= Material =
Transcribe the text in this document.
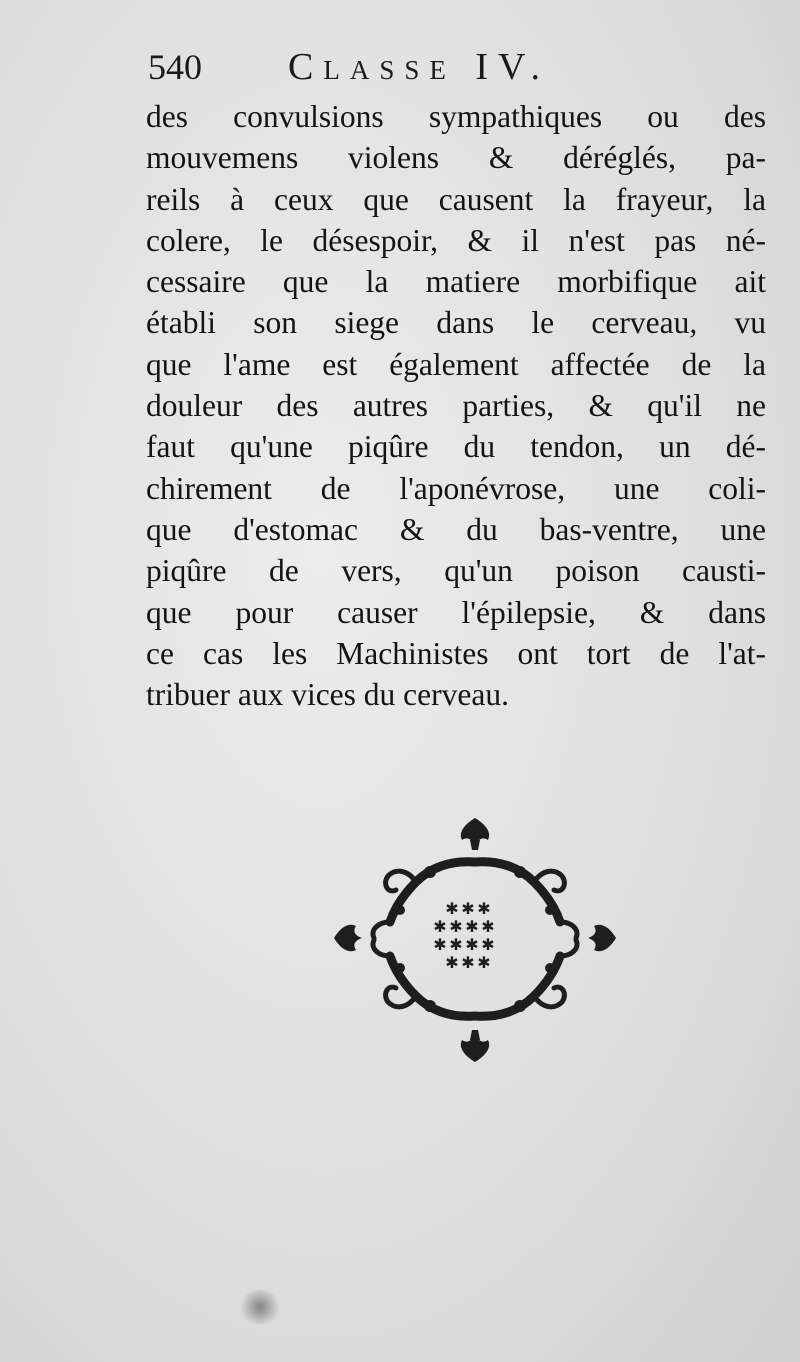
540 Classe IV.
des convulsions sympathiques ou des
mouvemens violens & déréglés, pa-
reils à ceux que causent la frayeur, la
colere, le désespoir, & il n'est pas né-
cessaire que la matiere morbifique ait
établi son siege dans le cerveau, vu
que l'ame est également affectée de la
douleur des autres parties, & qu'il ne
faut qu'une piqûre du tendon, un dé-
chirement de l'aponévrose, une coli-
que d'estomac & du bas-ventre, une
piqûre de vers, qu'un poison causti-
que pour causer l'épilepsie, & dans
ce cas les Machinistes ont tort de l'at-
tribuer aux vices du cerveau.
✱ ✱ ✱
✱ ✱ ✱ ✱
✱ ✱ ✱ ✱
✱ ✱ ✱
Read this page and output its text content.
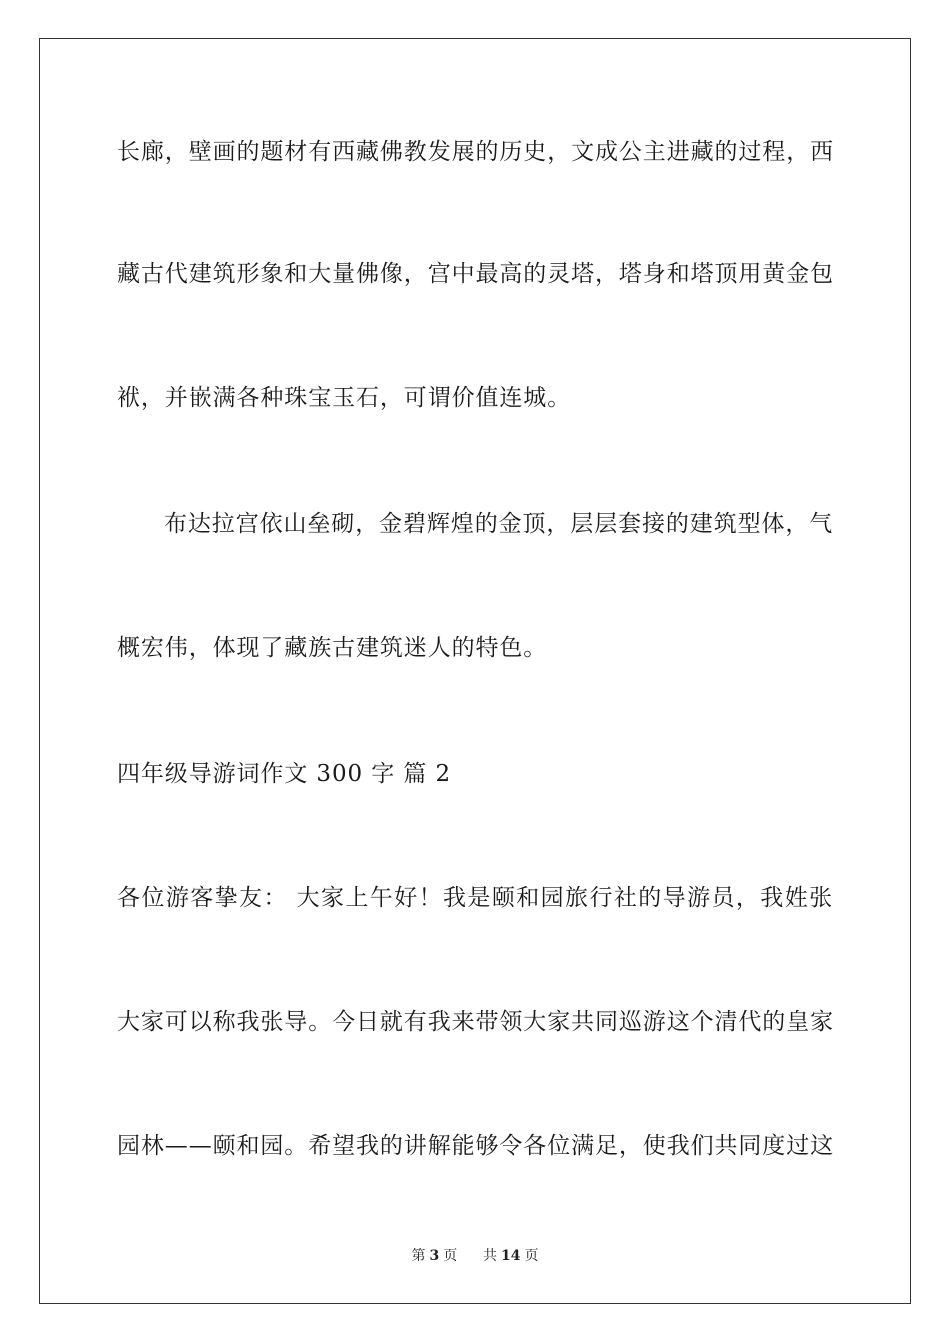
长廊，壁画的题材有西藏佛教发展的历史，文成公主进藏的过程，西
藏古代建筑形象和大量佛像，宫中最高的灵塔，塔身和塔顶用黄金包
袱，并嵌满各种珠宝玉石，可谓价值连城。
布达拉宫依山垒砌，金碧辉煌的金顶，层层套接的建筑型体，气
概宏伟，体现了藏族古建筑迷人的特色。
四年级导游词作文 300 字 篇 2
各位游客挚友： 大家上午好！我是颐和园旅行社的导游员，我姓张
大家可以称我张导。今日就有我来带领大家共同巡游这个清代的皇家
园林——颐和园。希望我的讲解能够令各位满足，使我们共同度过这
第 3 页 共 14 页
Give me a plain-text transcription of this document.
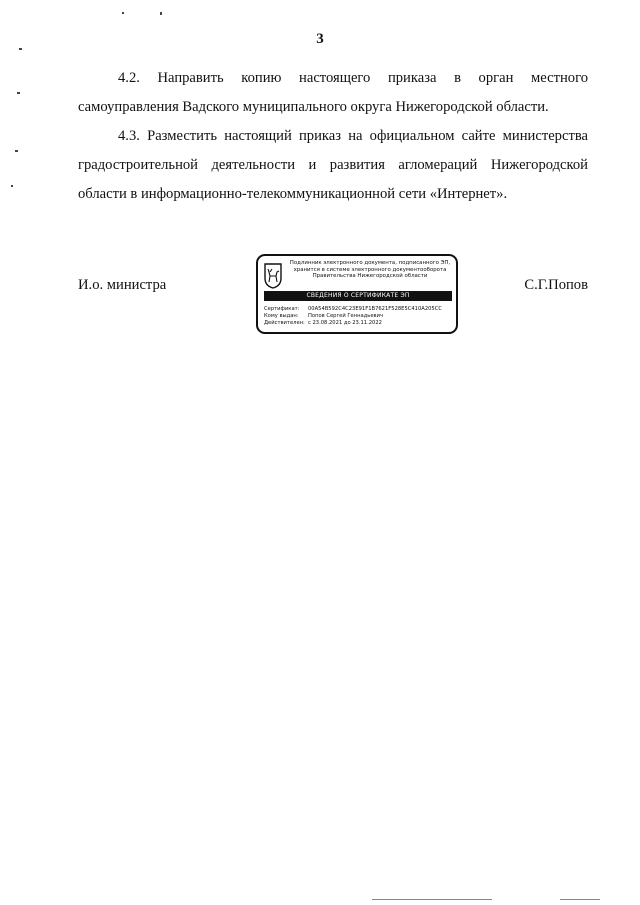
3
4.2. Направить копию настоящего приказа в орган местного самоуправления Вадского муниципального округа Нижегородской области.
4.3. Разместить настоящий приказ на официальном сайте министерства градостроительной деятельности и развития агломераций Нижегородской области в информационно-телекоммуникационной сети «Интернет».
И.о. министра	С.Г.Попов
Подлинник электронного документа, подписанного ЭП,
хранится в системе электронного документооборота
Правительства Нижегородской области
СВЕДЕНИЯ О СЕРТИФИКАТЕ ЭП
Сертификат:	00A54B592C4C23E91F1B7621F528E5C410A205CC
Кому выдан:	Попов Сергей Геннадьевич
Действителен: с 23.08.2021 до 23.11.2022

= What is required =
Reproduce every entry word for word, but omit the pictures.

= Final answer =
Transcribe the text in this document.
540 Classe IV.
des convulsions sympathiques ou des
mouvemens violens & déréglés, pa-
reils à ceux que causent la frayeur, la
colere, le désespoir, & il n'est pas né-
cessaire que la matiere morbifique ait
établi son siege dans le cerveau, vu
que l'ame est également affectée de la
douleur des autres parties, & qu'il ne
faut qu'une piqûre du tendon, un dé-
chirement de l'aponévrose, une coli-
que d'estomac & du bas-ventre, une
piqûre de vers, qu'un poison causti-
que pour causer l'épilepsie, & dans
ce cas les Machinistes ont tort de l'at-
tribuer aux vices du cerveau.
✱ ✱ ✱
✱ ✱ ✱ ✱
✱ ✱ ✱ ✱
✱ ✱ ✱
Read this page and output its text content.
长廊，壁画的题材有西藏佛教发展的历史，文成公主进藏的过程，西
藏古代建筑形象和大量佛像，宫中最高的灵塔，塔身和塔顶用黄金包
袱，并嵌满各种珠宝玉石，可谓价值连城。
布达拉宫依山垒砌，金碧辉煌的金顶，层层套接的建筑型体，气
概宏伟，体现了藏族古建筑迷人的特色。
四年级导游词作文 300 字 篇 2
各位游客挚友： 大家上午好！我是颐和园旅行社的导游员，我姓张
大家可以称我张导。今日就有我来带领大家共同巡游这个清代的皇家
园林——颐和园。希望我的讲解能够令各位满足，使我们共同度过这
第 3 页 共 14 页
Give me a plain-text transcription of this document.
3
4.2. Направить копию настоящего приказа в орган местного самоуправления Вадского муниципального округа Нижегородской области.
4.3. Разместить настоящий приказ на официальном сайте министерства градостроительной деятельности и развития агломераций Нижегородской области в информационно-телекоммуникационной сети «Интернет».
И.о. министра	С.Г.Попов
Подлинник электронного документа, подписанного ЭП,
хранится в системе электронного документооборота
Правительства Нижегородской области
СВЕДЕНИЯ О СЕРТИФИКАТЕ ЭП
Сертификат:	00A54B592C4C23E91F1B7621F528E5C410A205CC
Кому выдан:	Попов Сергей Геннадьевич
Действителен: с 23.08.2021 до 23.11.2022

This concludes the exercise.